## What is needed
In the entries that follow, locate the line with "Convert this screenshot", then restate that line and all later lines exactly as they appear, leaving pictures out.

---

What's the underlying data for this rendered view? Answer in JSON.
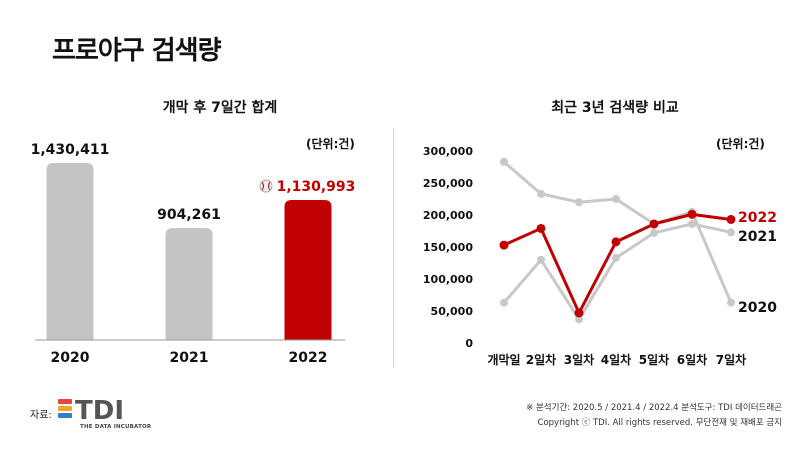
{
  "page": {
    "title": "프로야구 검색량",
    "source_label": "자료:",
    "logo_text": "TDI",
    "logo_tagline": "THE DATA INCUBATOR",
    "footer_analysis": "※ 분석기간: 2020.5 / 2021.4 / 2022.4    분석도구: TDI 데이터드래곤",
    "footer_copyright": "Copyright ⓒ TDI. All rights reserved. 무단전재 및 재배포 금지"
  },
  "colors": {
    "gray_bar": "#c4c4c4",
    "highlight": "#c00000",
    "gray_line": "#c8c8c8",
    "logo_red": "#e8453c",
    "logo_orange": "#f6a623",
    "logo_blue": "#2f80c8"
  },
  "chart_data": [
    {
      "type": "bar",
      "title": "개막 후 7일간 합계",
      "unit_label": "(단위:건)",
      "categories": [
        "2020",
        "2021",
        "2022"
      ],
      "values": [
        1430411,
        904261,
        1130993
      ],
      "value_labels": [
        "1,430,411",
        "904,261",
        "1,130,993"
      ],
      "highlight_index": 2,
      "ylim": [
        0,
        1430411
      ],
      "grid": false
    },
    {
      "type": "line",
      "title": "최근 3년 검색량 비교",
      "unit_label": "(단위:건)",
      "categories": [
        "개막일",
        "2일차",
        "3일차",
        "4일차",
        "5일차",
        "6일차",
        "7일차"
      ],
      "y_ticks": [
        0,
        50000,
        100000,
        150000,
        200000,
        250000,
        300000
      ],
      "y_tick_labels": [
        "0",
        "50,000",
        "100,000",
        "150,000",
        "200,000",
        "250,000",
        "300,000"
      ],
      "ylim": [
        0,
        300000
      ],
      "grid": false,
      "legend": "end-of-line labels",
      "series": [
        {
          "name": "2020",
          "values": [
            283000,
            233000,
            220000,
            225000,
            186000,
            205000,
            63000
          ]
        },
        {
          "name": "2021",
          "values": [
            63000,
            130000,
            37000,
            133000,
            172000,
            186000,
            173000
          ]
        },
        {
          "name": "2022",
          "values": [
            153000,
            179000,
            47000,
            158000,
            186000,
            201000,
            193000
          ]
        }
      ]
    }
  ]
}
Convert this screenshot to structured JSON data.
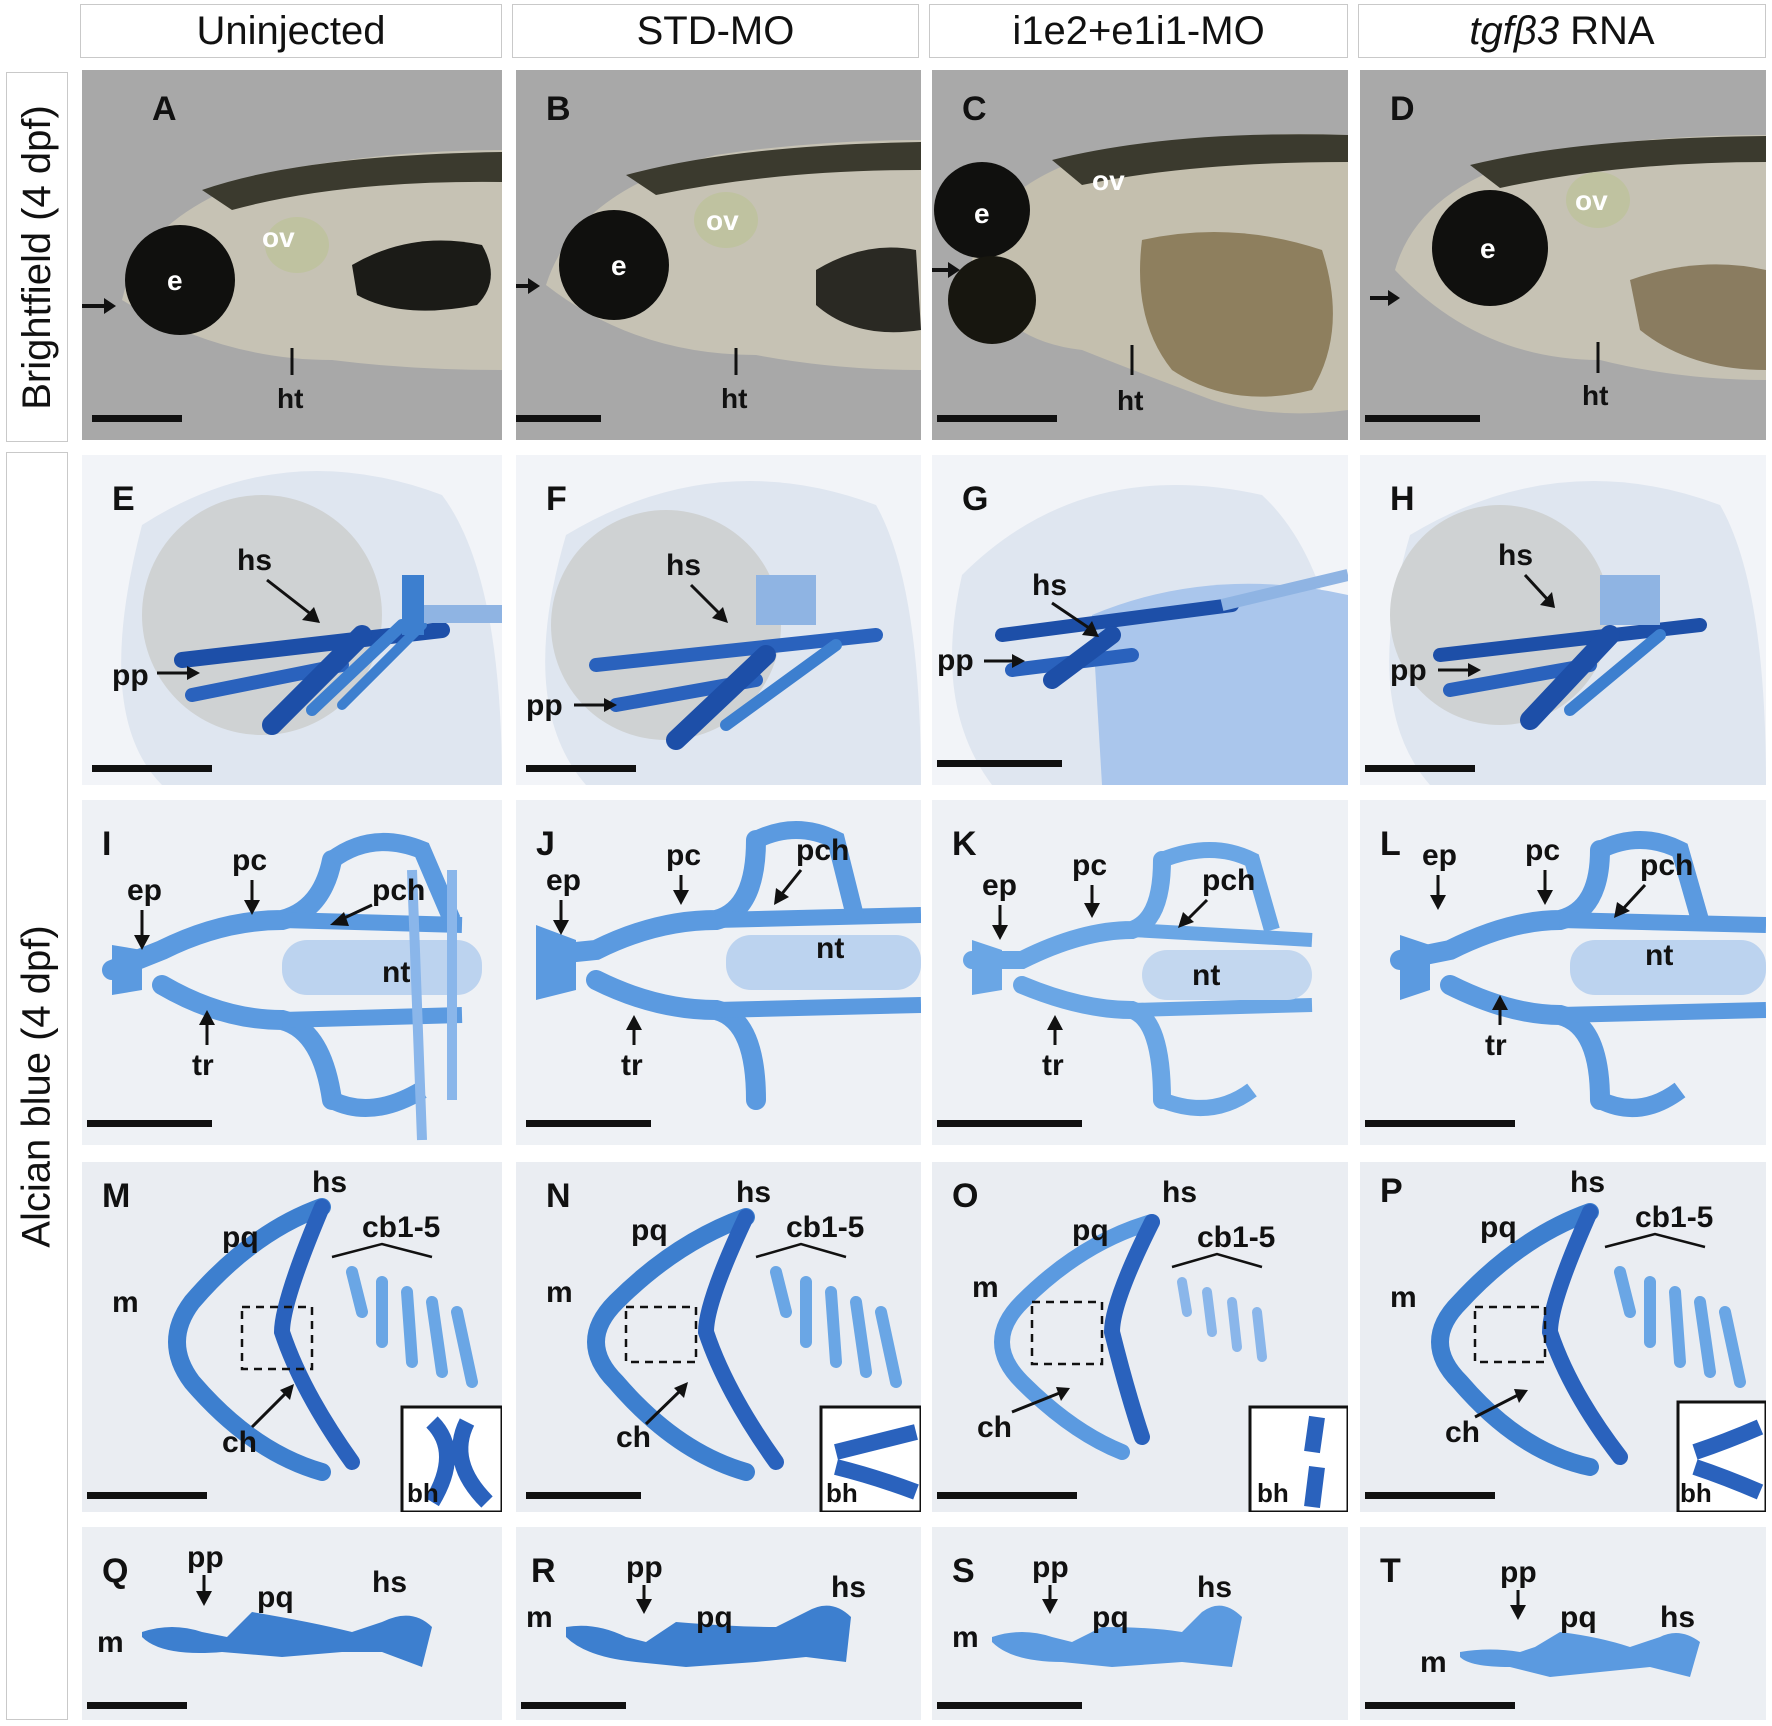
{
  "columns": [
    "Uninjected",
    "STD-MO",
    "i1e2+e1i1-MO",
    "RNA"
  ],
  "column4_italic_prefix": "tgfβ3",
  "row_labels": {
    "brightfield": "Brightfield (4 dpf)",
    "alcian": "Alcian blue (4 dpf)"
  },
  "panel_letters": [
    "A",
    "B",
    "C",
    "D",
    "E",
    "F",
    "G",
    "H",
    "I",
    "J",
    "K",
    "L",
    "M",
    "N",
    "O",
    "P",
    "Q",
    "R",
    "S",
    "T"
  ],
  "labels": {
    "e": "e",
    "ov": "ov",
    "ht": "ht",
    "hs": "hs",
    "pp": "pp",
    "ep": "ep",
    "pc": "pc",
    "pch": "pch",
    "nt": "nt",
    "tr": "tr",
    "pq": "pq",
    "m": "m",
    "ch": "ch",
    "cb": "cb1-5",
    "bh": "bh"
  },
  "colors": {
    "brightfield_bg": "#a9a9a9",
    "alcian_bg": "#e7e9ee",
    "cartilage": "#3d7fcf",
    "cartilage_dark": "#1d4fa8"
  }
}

---

## Solution to this task
Convert this screenshot to structured JSON data.
{
  "columns": [
    "Uninjected",
    "STD-MO",
    "i1e2+e1i1-MO",
    "RNA"
  ],
  "column4_italic_prefix": "tgfβ3",
  "row_labels": {
    "brightfield": "Brightfield (4 dpf)",
    "alcian": "Alcian blue (4 dpf)"
  },
  "panel_letters": [
    "A",
    "B",
    "C",
    "D",
    "E",
    "F",
    "G",
    "H",
    "I",
    "J",
    "K",
    "L",
    "M",
    "N",
    "O",
    "P",
    "Q",
    "R",
    "S",
    "T"
  ],
  "labels": {
    "e": "e",
    "ov": "ov",
    "ht": "ht",
    "hs": "hs",
    "pp": "pp",
    "ep": "ep",
    "pc": "pc",
    "pch": "pch",
    "nt": "nt",
    "tr": "tr",
    "pq": "pq",
    "m": "m",
    "ch": "ch",
    "cb": "cb1-5",
    "bh": "bh"
  },
  "colors": {
    "brightfield_bg": "#a9a9a9",
    "alcian_bg": "#e7e9ee",
    "cartilage": "#3d7fcf",
    "cartilage_dark": "#1d4fa8"
  }
}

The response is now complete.